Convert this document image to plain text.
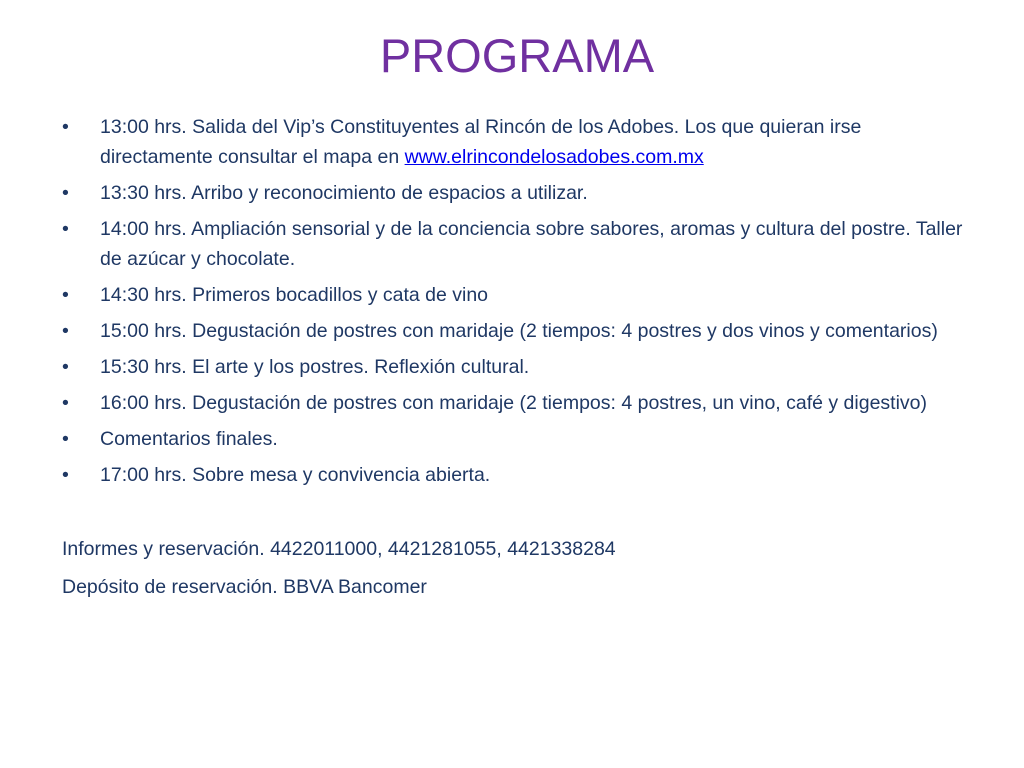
PROGRAMA
• 13:00 hrs. Salida del Vip’s Constituyentes al Rincón de los Adobes. Los que quieran irse directamente consultar el mapa en www.elrincondelosadobes.com.mx
• 13:30 hrs. Arribo y reconocimiento de espacios a utilizar.
• 14:00 hrs. Ampliación sensorial y de la conciencia sobre sabores, aromas y cultura del postre. Taller de azúcar y chocolate.
• 14:30 hrs. Primeros bocadillos y cata de vino
• 15:00 hrs. Degustación de postres con maridaje (2 tiempos: 4 postres y dos vinos y comentarios)
• 15:30 hrs. El arte y los postres. Reflexión cultural.
• 16:00 hrs. Degustación de postres con maridaje (2 tiempos: 4 postres, un vino, café y digestivo)
• Comentarios finales.
• 17:00 hrs. Sobre mesa y convivencia abierta.

Informes y reservación. 4422011000, 4421281055, 4421338284

Depósito de reservación. BBVA Bancomer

----

Return the records exactly. Don't carry the pictures over.

- Task response:
Convert this document image to plain text.
PROGRAMA
• 13:00 hrs. Salida del Vip’s Constituyentes al Rincón de los Adobes. Los que quieran irse directamente consultar el mapa en www.elrincondelosadobes.com.mx
• 13:30 hrs. Arribo y reconocimiento de espacios a utilizar.
• 14:00 hrs. Ampliación sensorial y de la conciencia sobre sabores, aromas y cultura del postre. Taller de azúcar y chocolate.
• 14:30 hrs. Primeros bocadillos y cata de vino
• 15:00 hrs. Degustación de postres con maridaje (2 tiempos: 4 postres y dos vinos y comentarios)
• 15:30 hrs. El arte y los postres. Reflexión cultural.
• 16:00 hrs. Degustación de postres con maridaje (2 tiempos: 4 postres, un vino, café y digestivo)
• Comentarios finales.
• 17:00 hrs. Sobre mesa y convivencia abierta.

Informes y reservación. 4422011000, 4421281055, 4421338284

Depósito de reservación. BBVA Bancomer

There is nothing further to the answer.